Task instructions
From the line that contains "Output a JSON" to the last line of the data below, transcribe every line exactly. Do not include the pictures.

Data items
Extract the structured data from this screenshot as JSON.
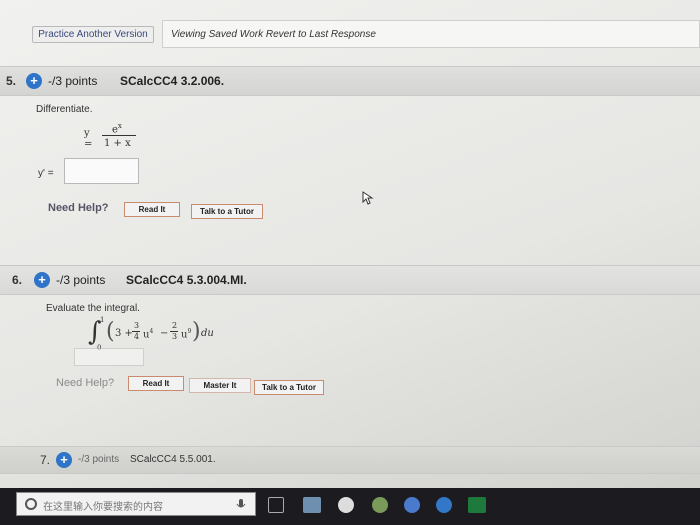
{
  "toolbar": {
    "practice_label": "Practice Another Version",
    "viewing_text": "Viewing Saved Work Revert to Last Response"
  },
  "q5": {
    "number": "5.",
    "points": "-/3 points",
    "code": "SCalcCC4 3.2.006.",
    "prompt": "Differentiate.",
    "eq_lhs": "y =",
    "eq_num": "e",
    "eq_num_exp": "x",
    "eq_den": "1 + x",
    "answer_label": "y' =",
    "answer_value": "",
    "need_help": "Need Help?",
    "read_it": "Read It",
    "talk_tutor": "Talk to a Tutor"
  },
  "q6": {
    "number": "6.",
    "points": "-/3 points",
    "code": "SCalcCC4 5.3.004.MI.",
    "prompt": "Evaluate the integral.",
    "upper": "1",
    "lower": "0",
    "integrand_a": "3 +",
    "f1_num": "3",
    "f1_den": "4",
    "term1_var": "u",
    "term1_exp": "4",
    "minus": "−",
    "f2_num": "2",
    "f2_den": "3",
    "term2_var": "u",
    "term2_exp": "9",
    "du": "du",
    "need_help": "Need Help?",
    "read_it": "Read It",
    "master_it": "Master It",
    "talk_tutor": "Talk to a Tutor"
  },
  "q7": {
    "number": "7.",
    "points": "-/3 points",
    "code": "SCalcCC4 5.5.001."
  },
  "taskbar": {
    "search_placeholder": "在这里输入你要搜索的内容",
    "colors": {
      "bar": "#1c1c20",
      "edge": "#3277c8",
      "excel": "#1e7a3c"
    }
  }
}
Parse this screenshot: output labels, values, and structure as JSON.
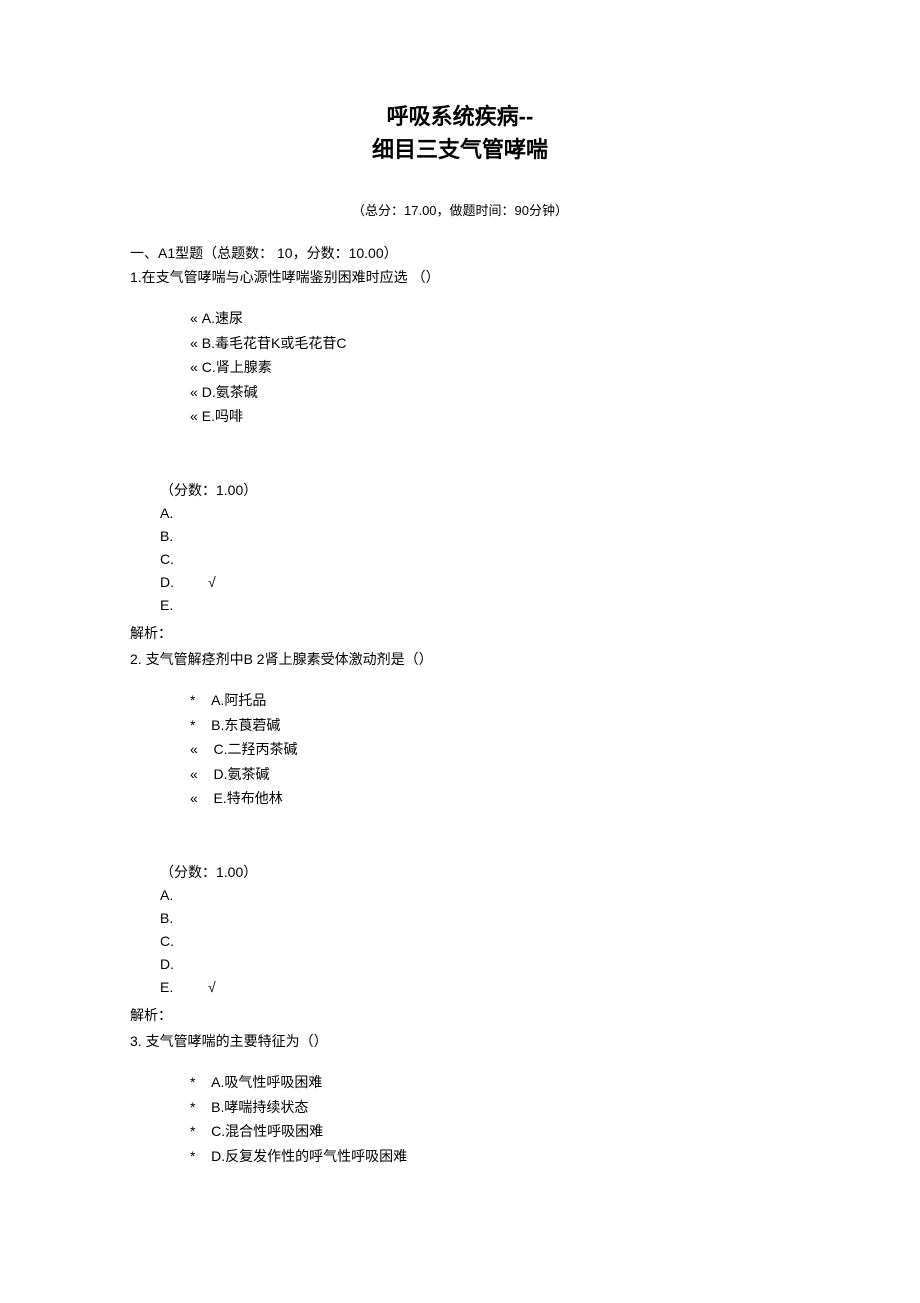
{
  "title": {
    "line1": "呼吸系统疾病--",
    "line2": "细目三支气管哮喘"
  },
  "meta": "（总分：17.00，做题时间：90分钟）",
  "section_heading": "一、A1型题（总题数：  10，分数：10.00）",
  "analysis_label": "解析：",
  "score_label": "（分数：1.00）",
  "answer_letters": [
    "A.",
    "B.",
    "C.",
    "D.",
    "E."
  ],
  "correct_mark": "√",
  "questions": [
    {
      "stem": "1.在支气管哮喘与心源性哮喘鉴别困难时应选    （）",
      "opt_marker": "«",
      "options": [
        "A.速尿",
        "B.毒毛花苷K或毛花苷C",
        "C.肾上腺素",
        "D.氨茶碱",
        "E.吗啡"
      ],
      "correct_index": 3
    },
    {
      "stem": "2.      支气管解痉剂中B 2肾上腺素受体激动剂是（）",
      "opt_marker_primary": "*",
      "opt_marker_secondary": "«",
      "options": [
        "A.阿托品",
        "B.东莨菪碱",
        "C.二羟丙茶碱",
        "D.氨茶碱",
        "E.特布他林"
      ],
      "markers": [
        "*",
        "*",
        "«",
        "«",
        "«"
      ],
      "correct_index": 4
    },
    {
      "stem": "3.      支气管哮喘的主要特征为（）",
      "opt_marker": "*",
      "options": [
        "A.吸气性呼吸困难",
        "B.哮喘持续状态",
        "C.混合性呼吸困难",
        "D.反复发作性的呼气性呼吸困难"
      ]
    }
  ]
}
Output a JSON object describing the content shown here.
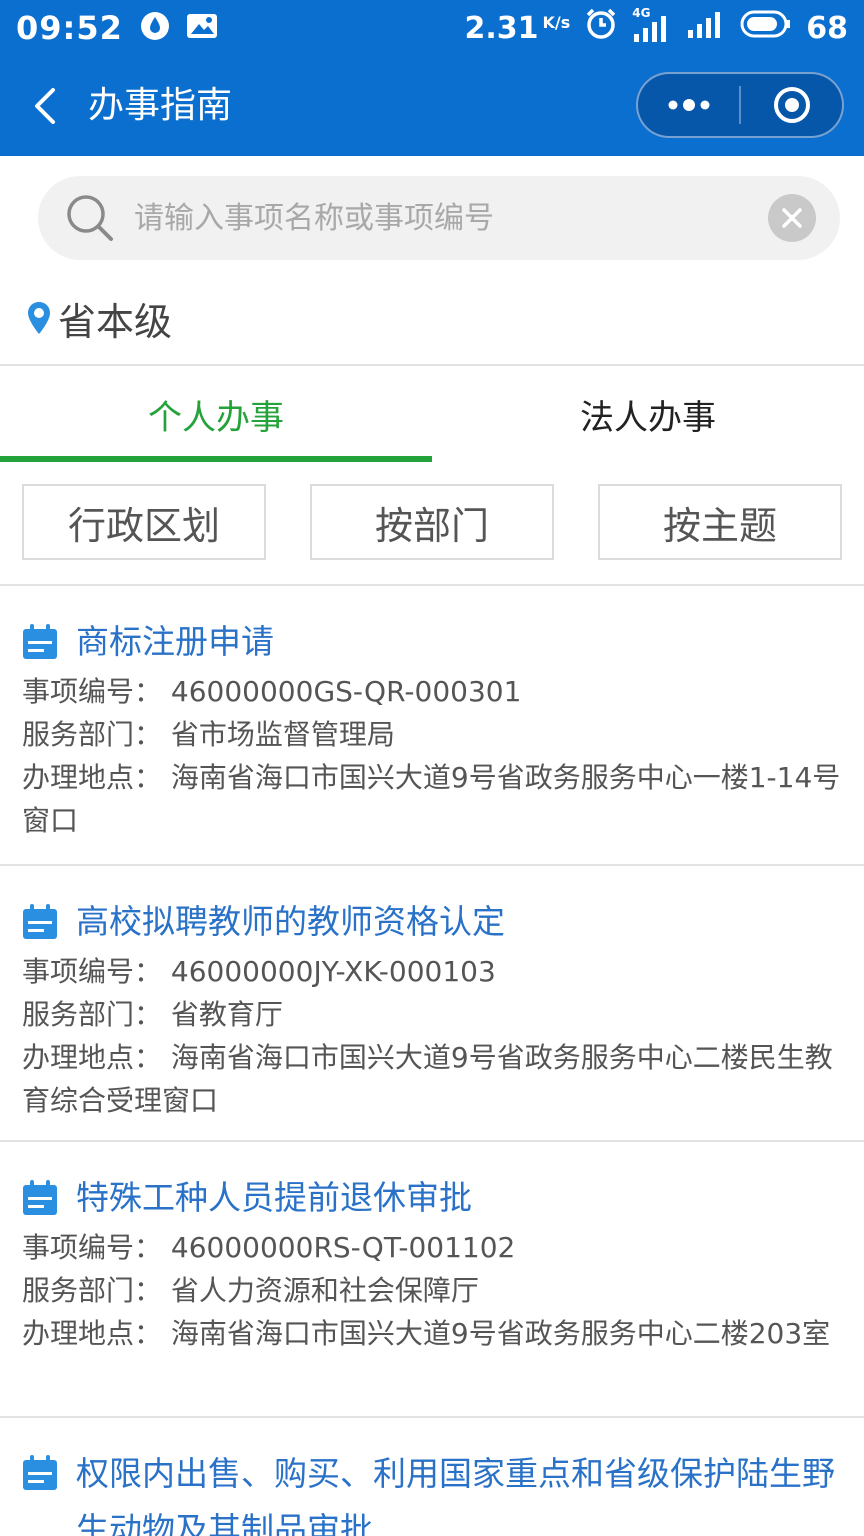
{
  "status_bar": {
    "time": "09:52",
    "speed": "2.31",
    "speed_unit": "K/s",
    "network": "4G",
    "battery": "68"
  },
  "nav": {
    "title": "办事指南"
  },
  "search": {
    "placeholder": "请输入事项名称或事项编号",
    "value": ""
  },
  "location": {
    "label": "省本级"
  },
  "tabs": [
    {
      "label": "个人办事",
      "active": true
    },
    {
      "label": "法人办事",
      "active": false
    }
  ],
  "filters": [
    {
      "label": "行政区划"
    },
    {
      "label": "按部门"
    },
    {
      "label": "按主题"
    }
  ],
  "labels": {
    "code": "事项编号：",
    "dept": "服务部门：",
    "place": "办理地点："
  },
  "items": [
    {
      "title": "商标注册申请",
      "code": "46000000GS-QR-000301",
      "dept": "省市场监督管理局",
      "place": "海南省海口市国兴大道9号省政务服务中心一楼1-14号窗口"
    },
    {
      "title": "高校拟聘教师的教师资格认定",
      "code": "46000000JY-XK-000103",
      "dept": "省教育厅",
      "place": "海南省海口市国兴大道9号省政务服务中心二楼民生教育综合受理窗口"
    },
    {
      "title": "特殊工种人员提前退休审批",
      "code": "46000000RS-QT-001102",
      "dept": "省人力资源和社会保障厅",
      "place": "海南省海口市国兴大道9号省政务服务中心二楼203室"
    },
    {
      "title": "权限内出售、购买、利用国家重点和省级保护陆生野生动物及其制品审批"
    }
  ],
  "colors": {
    "primary": "#0a6fcf",
    "tab_active": "#24a33a",
    "item_title": "#2a72c8"
  }
}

Correct response
Output a JSON object describing the content shown here.
{
  "status_bar": {
    "time": "09:52",
    "speed": "2.31",
    "speed_unit": "K/s",
    "network": "4G",
    "battery": "68"
  },
  "nav": {
    "title": "办事指南"
  },
  "search": {
    "placeholder": "请输入事项名称或事项编号",
    "value": ""
  },
  "location": {
    "label": "省本级"
  },
  "tabs": [
    {
      "label": "个人办事",
      "active": true
    },
    {
      "label": "法人办事",
      "active": false
    }
  ],
  "filters": [
    {
      "label": "行政区划"
    },
    {
      "label": "按部门"
    },
    {
      "label": "按主题"
    }
  ],
  "labels": {
    "code": "事项编号：",
    "dept": "服务部门：",
    "place": "办理地点："
  },
  "items": [
    {
      "title": "商标注册申请",
      "code": "46000000GS-QR-000301",
      "dept": "省市场监督管理局",
      "place": "海南省海口市国兴大道9号省政务服务中心一楼1-14号窗口"
    },
    {
      "title": "高校拟聘教师的教师资格认定",
      "code": "46000000JY-XK-000103",
      "dept": "省教育厅",
      "place": "海南省海口市国兴大道9号省政务服务中心二楼民生教育综合受理窗口"
    },
    {
      "title": "特殊工种人员提前退休审批",
      "code": "46000000RS-QT-001102",
      "dept": "省人力资源和社会保障厅",
      "place": "海南省海口市国兴大道9号省政务服务中心二楼203室"
    },
    {
      "title": "权限内出售、购买、利用国家重点和省级保护陆生野生动物及其制品审批"
    }
  ],
  "colors": {
    "primary": "#0a6fcf",
    "tab_active": "#24a33a",
    "item_title": "#2a72c8"
  }
}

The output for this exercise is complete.